Repeat exactly, and only, the lines from the line bearing "Read out every word on this page." through the end of the material. Do not copy the pictures.

[Collection entries]
***
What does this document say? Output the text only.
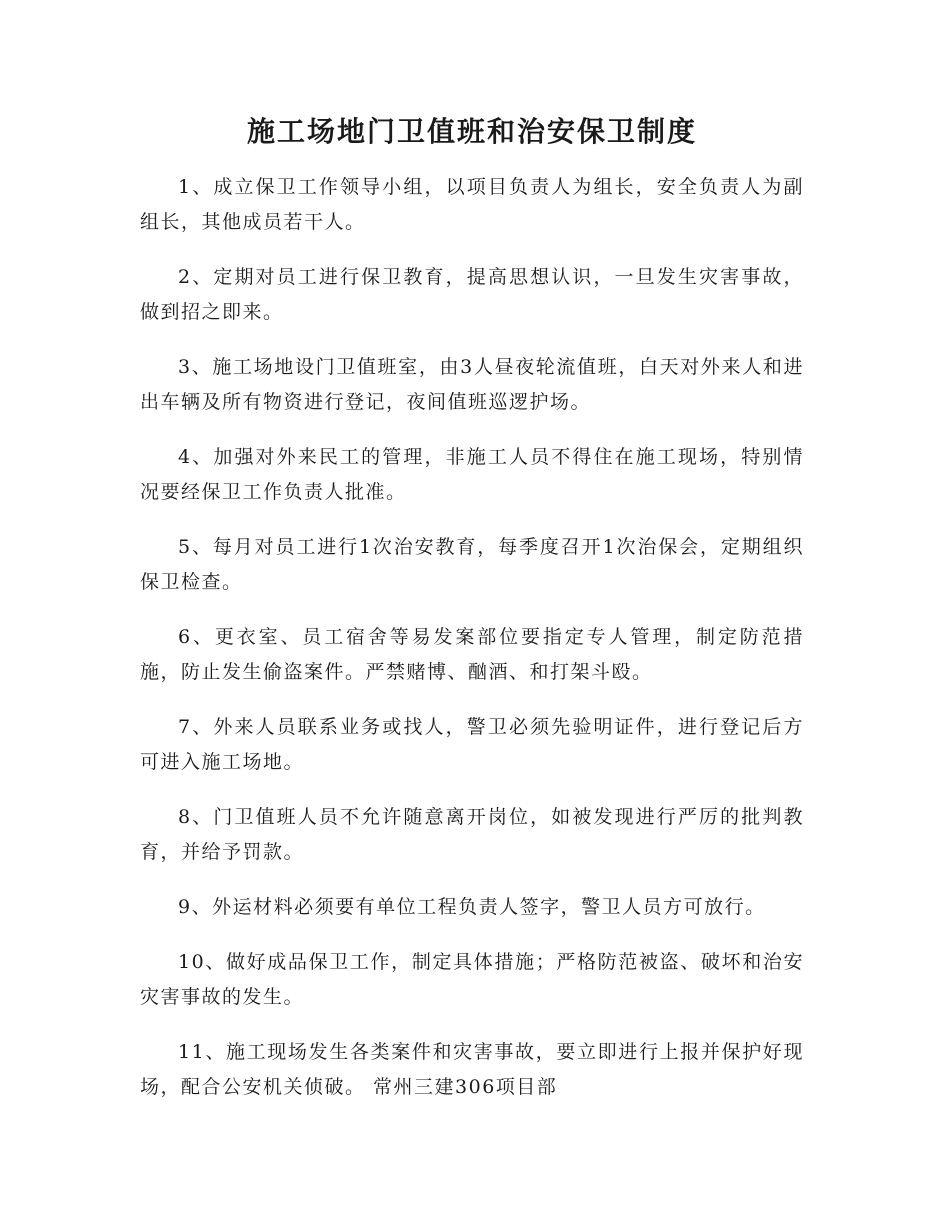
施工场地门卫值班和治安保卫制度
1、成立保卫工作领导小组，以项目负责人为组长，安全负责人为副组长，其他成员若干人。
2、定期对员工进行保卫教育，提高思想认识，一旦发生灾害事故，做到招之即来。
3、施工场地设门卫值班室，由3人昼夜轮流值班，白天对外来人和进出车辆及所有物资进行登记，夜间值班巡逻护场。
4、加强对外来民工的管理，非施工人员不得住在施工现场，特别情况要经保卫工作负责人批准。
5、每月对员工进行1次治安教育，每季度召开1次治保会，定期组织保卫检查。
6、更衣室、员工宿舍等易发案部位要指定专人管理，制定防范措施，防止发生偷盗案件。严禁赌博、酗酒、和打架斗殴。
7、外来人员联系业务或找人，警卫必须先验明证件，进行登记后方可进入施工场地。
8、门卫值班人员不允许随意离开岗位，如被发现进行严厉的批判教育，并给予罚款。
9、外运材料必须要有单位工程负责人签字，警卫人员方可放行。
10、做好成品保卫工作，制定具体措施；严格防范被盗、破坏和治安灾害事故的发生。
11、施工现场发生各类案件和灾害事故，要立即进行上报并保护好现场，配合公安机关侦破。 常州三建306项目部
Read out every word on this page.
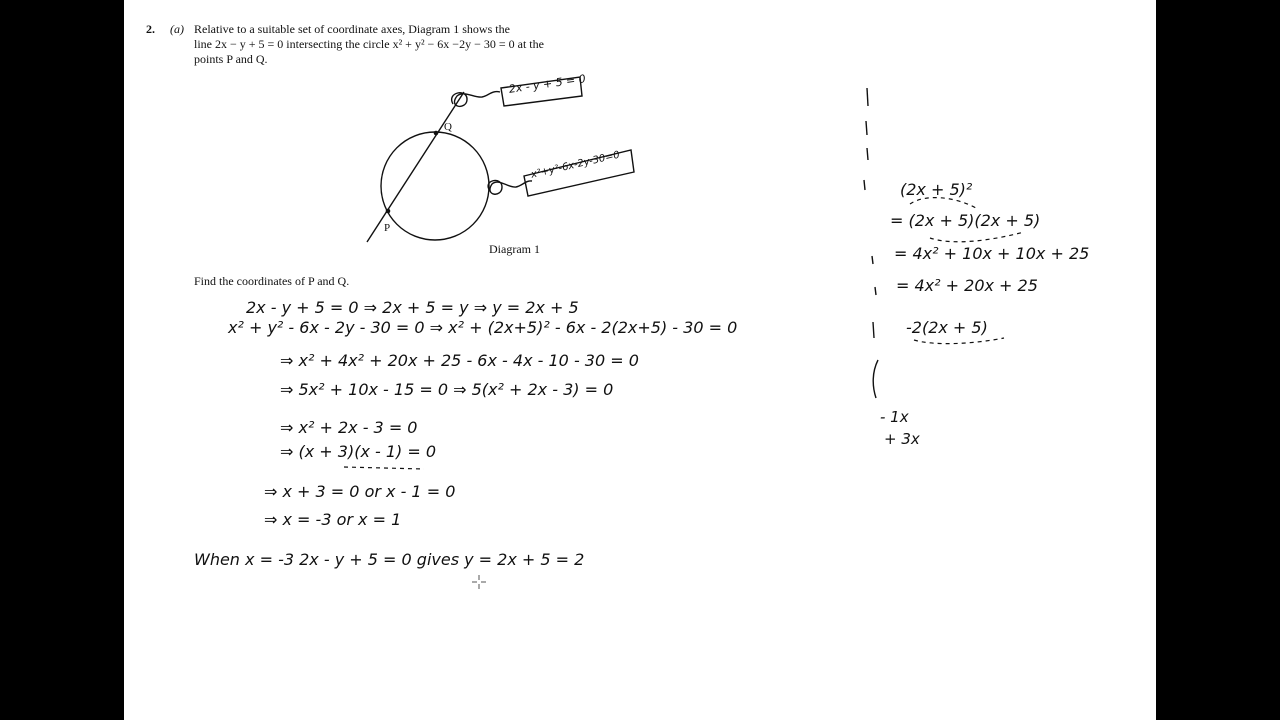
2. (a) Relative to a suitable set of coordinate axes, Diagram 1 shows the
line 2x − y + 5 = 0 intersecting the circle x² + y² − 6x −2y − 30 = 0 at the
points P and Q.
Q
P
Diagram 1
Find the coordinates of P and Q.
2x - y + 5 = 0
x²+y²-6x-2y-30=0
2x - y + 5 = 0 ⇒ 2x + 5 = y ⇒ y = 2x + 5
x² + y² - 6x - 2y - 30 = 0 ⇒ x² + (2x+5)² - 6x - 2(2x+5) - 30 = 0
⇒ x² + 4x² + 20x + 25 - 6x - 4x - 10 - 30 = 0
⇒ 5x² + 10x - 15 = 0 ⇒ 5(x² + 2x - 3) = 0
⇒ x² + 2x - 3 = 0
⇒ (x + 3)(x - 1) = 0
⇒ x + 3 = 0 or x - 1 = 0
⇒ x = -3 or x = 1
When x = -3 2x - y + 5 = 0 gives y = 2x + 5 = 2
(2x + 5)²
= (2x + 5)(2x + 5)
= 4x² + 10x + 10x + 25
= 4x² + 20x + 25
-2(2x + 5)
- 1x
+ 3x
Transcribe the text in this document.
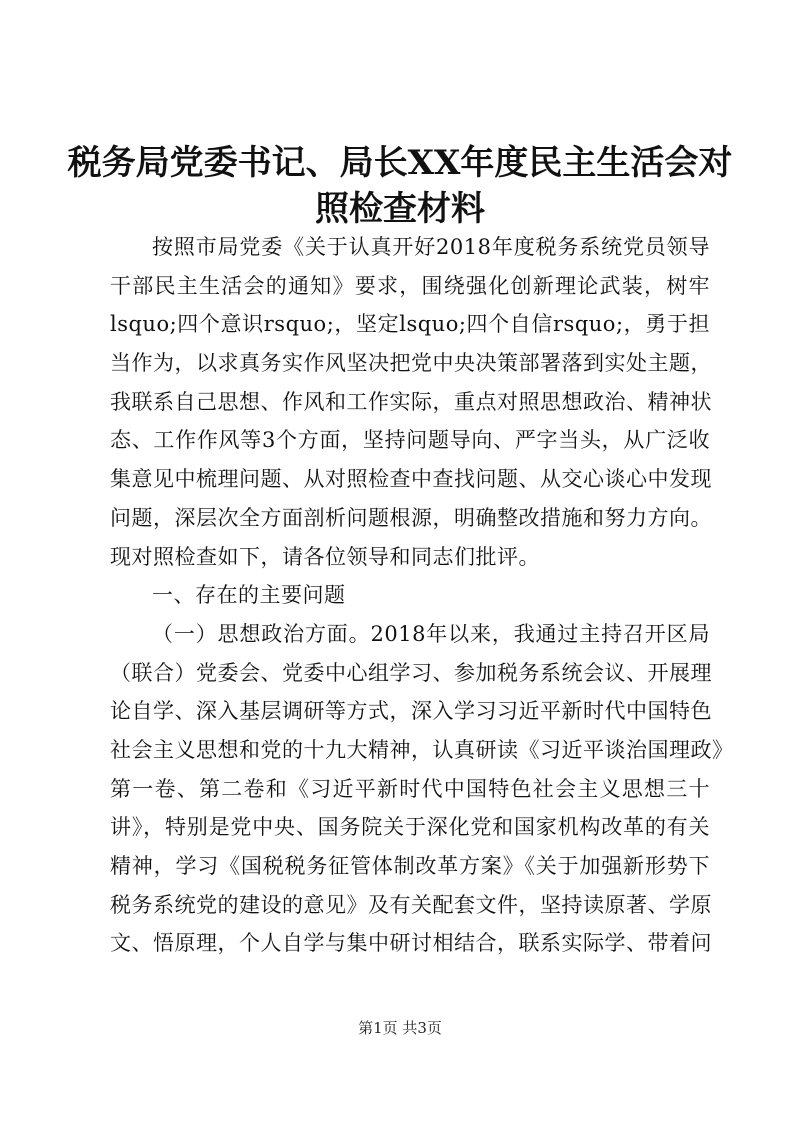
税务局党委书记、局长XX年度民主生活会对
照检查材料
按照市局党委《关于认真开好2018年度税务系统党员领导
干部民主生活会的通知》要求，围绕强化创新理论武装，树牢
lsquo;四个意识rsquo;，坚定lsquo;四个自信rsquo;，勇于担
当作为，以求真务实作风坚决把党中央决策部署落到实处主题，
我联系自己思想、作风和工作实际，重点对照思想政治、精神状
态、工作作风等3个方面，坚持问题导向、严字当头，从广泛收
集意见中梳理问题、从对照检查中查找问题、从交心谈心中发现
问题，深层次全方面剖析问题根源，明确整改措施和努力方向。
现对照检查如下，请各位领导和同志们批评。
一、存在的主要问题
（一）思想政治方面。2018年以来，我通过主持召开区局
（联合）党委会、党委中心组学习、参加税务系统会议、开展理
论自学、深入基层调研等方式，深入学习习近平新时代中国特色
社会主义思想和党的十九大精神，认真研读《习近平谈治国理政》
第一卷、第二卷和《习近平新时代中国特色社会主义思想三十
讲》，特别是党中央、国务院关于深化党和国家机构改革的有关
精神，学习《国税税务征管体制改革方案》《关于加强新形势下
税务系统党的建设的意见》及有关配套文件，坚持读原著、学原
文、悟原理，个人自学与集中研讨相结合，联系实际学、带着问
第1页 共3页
***
#### [FINISHED EXERCISE]
Read out every word on this page.
2. (a) Relative to a suitable set of coordinate axes, Diagram 1 shows the
line 2x − y + 5 = 0 intersecting the circle x² + y² − 6x −2y − 30 = 0 at the
points P and Q.
Q
P
Diagram 1
Find the coordinates of P and Q.
2x - y + 5 = 0
x²+y²-6x-2y-30=0
2x - y + 5 = 0 ⇒ 2x + 5 = y ⇒ y = 2x + 5
x² + y² - 6x - 2y - 30 = 0 ⇒ x² + (2x+5)² - 6x - 2(2x+5) - 30 = 0
⇒ x² + 4x² + 20x + 25 - 6x - 4x - 10 - 30 = 0
⇒ 5x² + 10x - 15 = 0 ⇒ 5(x² + 2x - 3) = 0
⇒ x² + 2x - 3 = 0
⇒ (x + 3)(x - 1) = 0
⇒ x + 3 = 0 or x - 1 = 0
⇒ x = -3 or x = 1
When x = -3 2x - y + 5 = 0 gives y = 2x + 5 = 2
(2x + 5)²
= (2x + 5)(2x + 5)
= 4x² + 10x + 10x + 25
= 4x² + 20x + 25
-2(2x + 5)
- 1x
+ 3x
Transcribe the text in this document.
税务局党委书记、局长XX年度民主生活会对
照检查材料
按照市局党委《关于认真开好2018年度税务系统党员领导
干部民主生活会的通知》要求，围绕强化创新理论武装，树牢
lsquo;四个意识rsquo;，坚定lsquo;四个自信rsquo;，勇于担
当作为，以求真务实作风坚决把党中央决策部署落到实处主题，
我联系自己思想、作风和工作实际，重点对照思想政治、精神状
态、工作作风等3个方面，坚持问题导向、严字当头，从广泛收
集意见中梳理问题、从对照检查中查找问题、从交心谈心中发现
问题，深层次全方面剖析问题根源，明确整改措施和努力方向。
现对照检查如下，请各位领导和同志们批评。
一、存在的主要问题
（一）思想政治方面。2018年以来，我通过主持召开区局
（联合）党委会、党委中心组学习、参加税务系统会议、开展理
论自学、深入基层调研等方式，深入学习习近平新时代中国特色
社会主义思想和党的十九大精神，认真研读《习近平谈治国理政》
第一卷、第二卷和《习近平新时代中国特色社会主义思想三十
讲》，特别是党中央、国务院关于深化党和国家机构改革的有关
精神，学习《国税税务征管体制改革方案》《关于加强新形势下
税务系统党的建设的意见》及有关配套文件，坚持读原著、学原
文、悟原理，个人自学与集中研讨相结合，联系实际学、带着问
第1页 共3页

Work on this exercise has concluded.